Begin DATA ENTRIES
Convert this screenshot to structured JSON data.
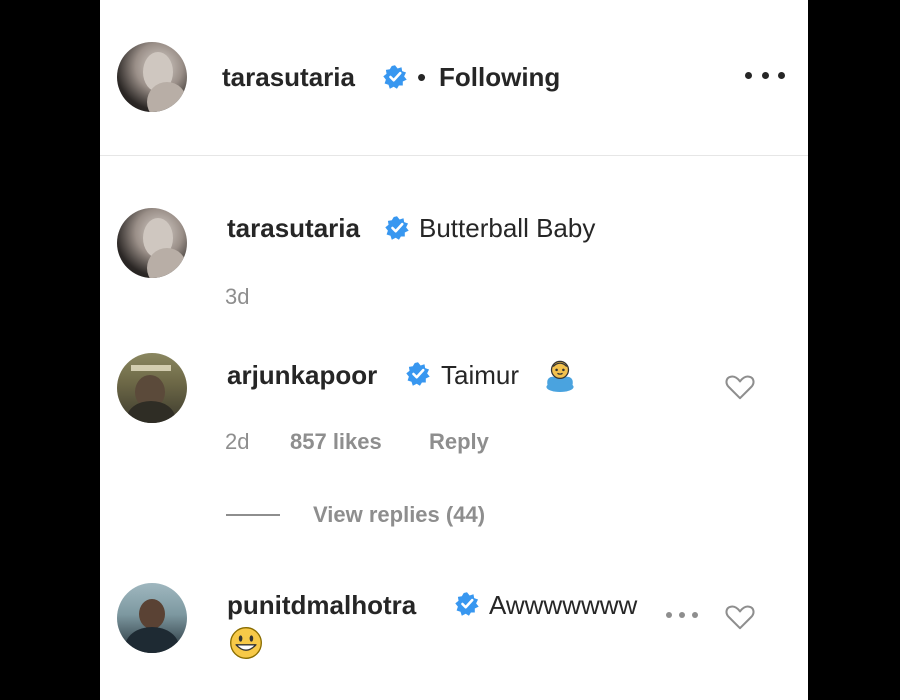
{
  "post_header": {
    "username": "tarasutaria",
    "separator": "•",
    "follow_status": "Following"
  },
  "caption": {
    "username": "tarasutaria",
    "text": "Butterball Baby",
    "time": "3d"
  },
  "comments": [
    {
      "username": "arjunkapoor",
      "text": "Taimur",
      "emoji": "baby-face-emoji",
      "time": "2d",
      "likes": "857 likes",
      "reply": "Reply",
      "view_replies": "View replies (44)"
    },
    {
      "username": "punitdmalhotra",
      "text": "Awwwwwww",
      "emoji": "grinning-face-emoji"
    }
  ],
  "colors": {
    "verified": "#3897f0",
    "text": "#262626",
    "muted": "#8e8e8e"
  }
}
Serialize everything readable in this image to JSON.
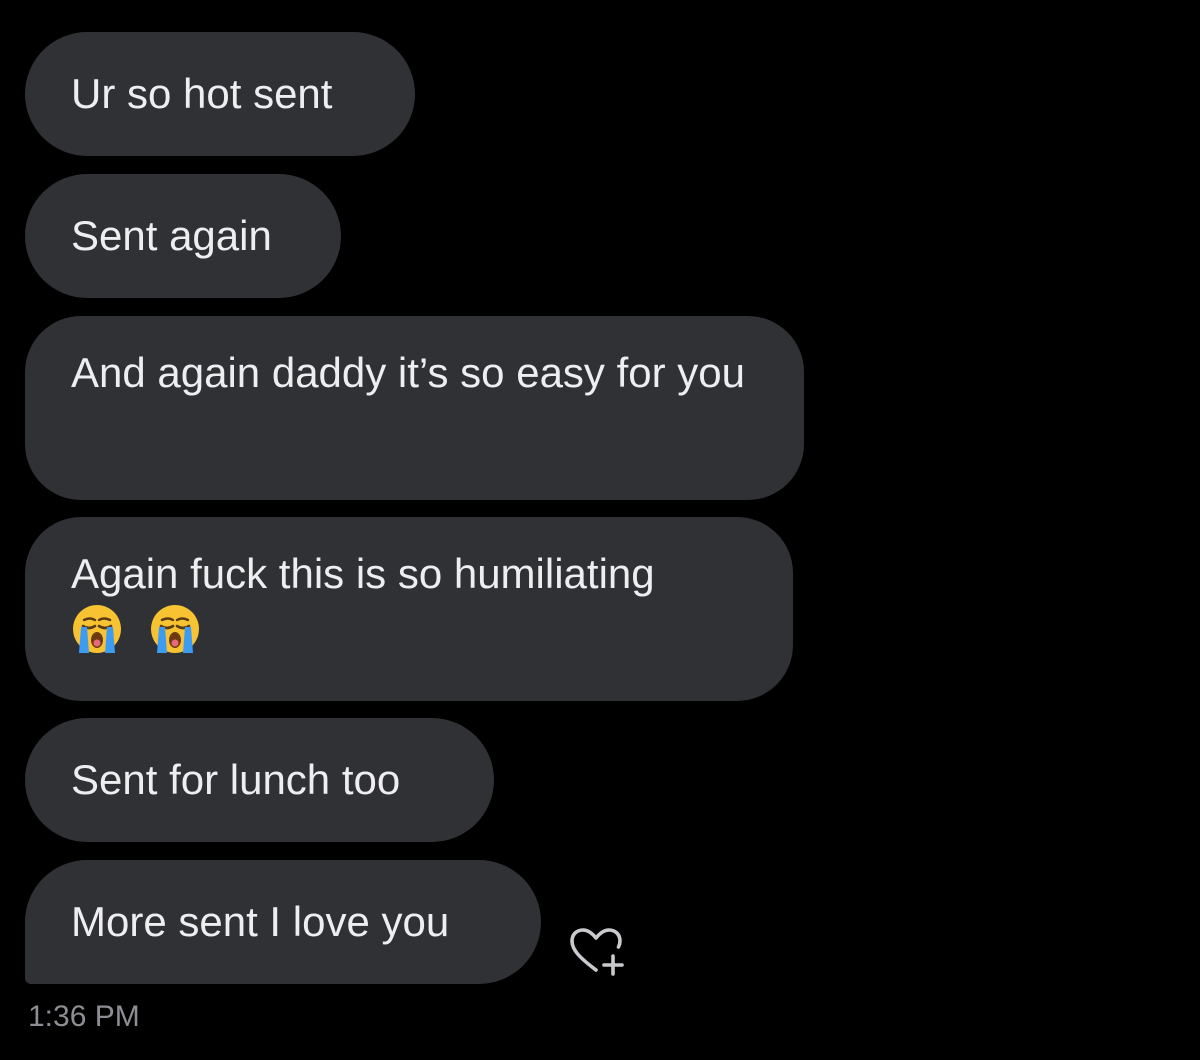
{
  "messages": [
    {
      "text": "Ur so hot sent"
    },
    {
      "text": "Sent again"
    },
    {
      "text": "And again daddy it’s so easy for you"
    },
    {
      "text": "Again fuck this is so humiliating",
      "emojis": [
        "loudly-crying-face-emoji",
        "loudly-crying-face-emoji"
      ]
    },
    {
      "text": "Sent for lunch too"
    },
    {
      "text": "More sent I love you"
    }
  ],
  "timestamp": "1:36 PM",
  "react_button": {
    "icon": "heart-plus-icon"
  },
  "colors": {
    "background": "#000000",
    "bubble": "#2f3135",
    "bubble_text": "#eeeef0",
    "timestamp": "#8d8e93",
    "react_icon": "#c9cacd"
  }
}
End DATA ENTRIES
> _TASK OBJECTIVE_
Identify and extract each line of the listing that contains "this".

> _THE SOLUTION_
Convert this screenshot to structured JSON data.
Serialize everything readable in this image to JSON.
      "text": "Again fuck this is so humiliating",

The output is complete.